* **What to work on**
Copy the records below exactly as they appear.
-------- Extracted material --------
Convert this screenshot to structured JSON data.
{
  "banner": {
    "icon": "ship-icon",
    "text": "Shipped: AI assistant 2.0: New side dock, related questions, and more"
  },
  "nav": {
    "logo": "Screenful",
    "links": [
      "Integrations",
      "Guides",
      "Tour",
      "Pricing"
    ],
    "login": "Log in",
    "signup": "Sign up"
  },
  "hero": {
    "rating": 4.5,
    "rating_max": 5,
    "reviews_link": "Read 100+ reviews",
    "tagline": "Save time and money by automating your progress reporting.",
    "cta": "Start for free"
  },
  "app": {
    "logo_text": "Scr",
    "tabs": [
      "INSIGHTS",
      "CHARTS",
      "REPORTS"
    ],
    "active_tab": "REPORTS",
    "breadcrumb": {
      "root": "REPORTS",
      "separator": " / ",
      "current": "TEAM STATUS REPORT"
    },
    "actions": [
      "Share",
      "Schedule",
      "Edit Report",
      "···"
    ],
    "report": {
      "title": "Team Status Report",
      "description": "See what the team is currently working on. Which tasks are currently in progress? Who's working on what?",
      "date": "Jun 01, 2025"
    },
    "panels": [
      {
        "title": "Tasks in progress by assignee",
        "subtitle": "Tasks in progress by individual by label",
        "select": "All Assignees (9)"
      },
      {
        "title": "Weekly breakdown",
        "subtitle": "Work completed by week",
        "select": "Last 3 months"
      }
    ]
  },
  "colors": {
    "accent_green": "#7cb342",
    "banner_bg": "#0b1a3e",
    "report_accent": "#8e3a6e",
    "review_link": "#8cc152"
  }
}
--------
* **Task solution**
Convert this screenshot to structured JSON data.
{
  "banner": {
    "icon": "ship-icon",
    "text": "Shipped: AI assistant 2.0: New side dock, related questions, and more"
  },
  "nav": {
    "logo": "Screenful",
    "links": [
      "Integrations",
      "Guides",
      "Tour",
      "Pricing"
    ],
    "login": "Log in",
    "signup": "Sign up"
  },
  "hero": {
    "rating": 4.5,
    "rating_max": 5,
    "reviews_link": "Read 100+ reviews",
    "tagline": "Save time and money by automating your progress reporting.",
    "cta": "Start for free"
  },
  "app": {
    "logo_text": "Scr",
    "tabs": [
      "INSIGHTS",
      "CHARTS",
      "REPORTS"
    ],
    "active_tab": "REPORTS",
    "breadcrumb": {
      "root": "REPORTS",
      "separator": " / ",
      "current": "TEAM STATUS REPORT"
    },
    "actions": [
      "Share",
      "Schedule",
      "Edit Report",
      "···"
    ],
    "report": {
      "title": "Team Status Report",
      "description": "See what the team is currently working on. Which tasks are currently in progress? Who's working on what?",
      "date": "Jun 01, 2025"
    },
    "panels": [
      {
        "title": "Tasks in progress by assignee",
        "subtitle": "Tasks in progress by individual by label",
        "select": "All Assignees (9)"
      },
      {
        "title": "Weekly breakdown",
        "subtitle": "Work completed by week",
        "select": "Last 3 months"
      }
    ]
  },
  "colors": {
    "accent_green": "#7cb342",
    "banner_bg": "#0b1a3e",
    "report_accent": "#8e3a6e",
    "review_link": "#8cc152"
  }
}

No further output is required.